SET PROBLEM -
Write the material out again exactly as it stands.

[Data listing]

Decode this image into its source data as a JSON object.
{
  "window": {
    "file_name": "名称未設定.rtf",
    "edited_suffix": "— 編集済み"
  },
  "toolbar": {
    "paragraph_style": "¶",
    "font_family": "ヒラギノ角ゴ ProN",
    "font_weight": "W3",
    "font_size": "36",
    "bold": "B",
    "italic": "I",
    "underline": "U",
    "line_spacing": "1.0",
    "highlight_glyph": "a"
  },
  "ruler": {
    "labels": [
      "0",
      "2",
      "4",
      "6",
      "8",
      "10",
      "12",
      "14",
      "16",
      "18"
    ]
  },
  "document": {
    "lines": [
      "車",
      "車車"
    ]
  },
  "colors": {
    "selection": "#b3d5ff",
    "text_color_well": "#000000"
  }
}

ANSWER FOR THIS EXERCISE -
Decode this image into its source data as a JSON object.
{
  "window": {
    "file_name": "名称未設定.rtf",
    "edited_suffix": "— 編集済み"
  },
  "toolbar": {
    "paragraph_style": "¶",
    "font_family": "ヒラギノ角ゴ ProN",
    "font_weight": "W3",
    "font_size": "36",
    "bold": "B",
    "italic": "I",
    "underline": "U",
    "line_spacing": "1.0",
    "highlight_glyph": "a"
  },
  "ruler": {
    "labels": [
      "0",
      "2",
      "4",
      "6",
      "8",
      "10",
      "12",
      "14",
      "16",
      "18"
    ]
  },
  "document": {
    "lines": [
      "車",
      "車車"
    ]
  },
  "colors": {
    "selection": "#b3d5ff",
    "text_color_well": "#000000"
  }
}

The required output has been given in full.